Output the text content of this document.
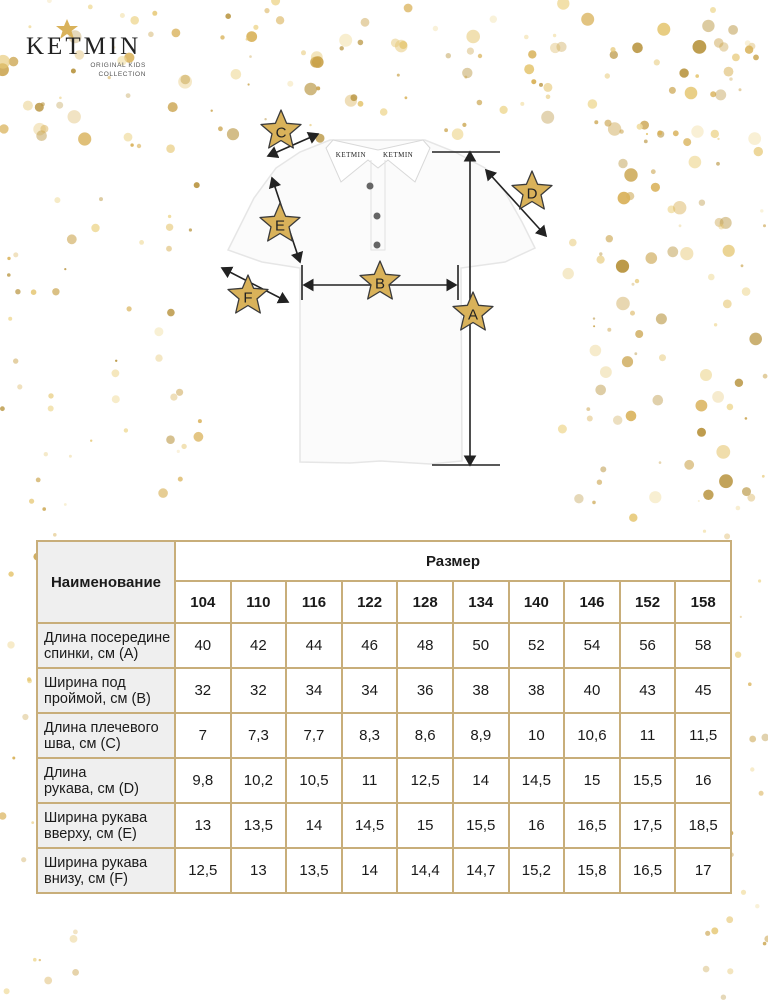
KETMIN
ORIGINAL KIDS
COLLECTION
KETMIN KETMIN
A
B
C
D
E
F
Наименование	Размер									
	104	110	116	122	128	134	140	146	152	158

Длина посередине
спинки, см (A)	40	42	44	46	48	50	52	54	56	58

Ширина под
проймой, см (B)	32	32	34	34	36	38	38	40	43	45

Длина плечевого
шва, см (C)	7	7,3	7,7	8,3	8,6	8,9	10	10,6	11	11,5

Длина
рукава, см (D)	9,8	10,2	10,5	11	12,5	14	14,5	15	15,5	16

Ширина рукава
вверху, см (E)	13	13,5	14	14,5	15	15,5	16	16,5	17,5	18,5

Ширина рукава
внизу, см (F)	12,5	13	13,5	14	14,4	14,7	15,2	15,8	16,5	17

━━━━━━━━━━━━━━━━━━━━

Exercise instructions
The data should be printed again unchanged; leave its pictures out.

Complete response
Output the text content of this document.
KETMIN
ORIGINAL KIDS
COLLECTION
KETMIN KETMIN
A
B
C
D
E
F
Наименование	Размер									
	104	110	116	122	128	134	140	146	152	158

Длина посередине
спинки, см (A)	40	42	44	46	48	50	52	54	56	58

Ширина под
проймой, см (B)	32	32	34	34	36	38	38	40	43	45

Длина плечевого
шва, см (C)	7	7,3	7,7	8,3	8,6	8,9	10	10,6	11	11,5

Длина
рукава, см (D)	9,8	10,2	10,5	11	12,5	14	14,5	15	15,5	16

Ширина рукава
вверху, см (E)	13	13,5	14	14,5	15	15,5	16	16,5	17,5	18,5

Ширина рукава
внизу, см (F)	12,5	13	13,5	14	14,4	14,7	15,2	15,8	16,5	17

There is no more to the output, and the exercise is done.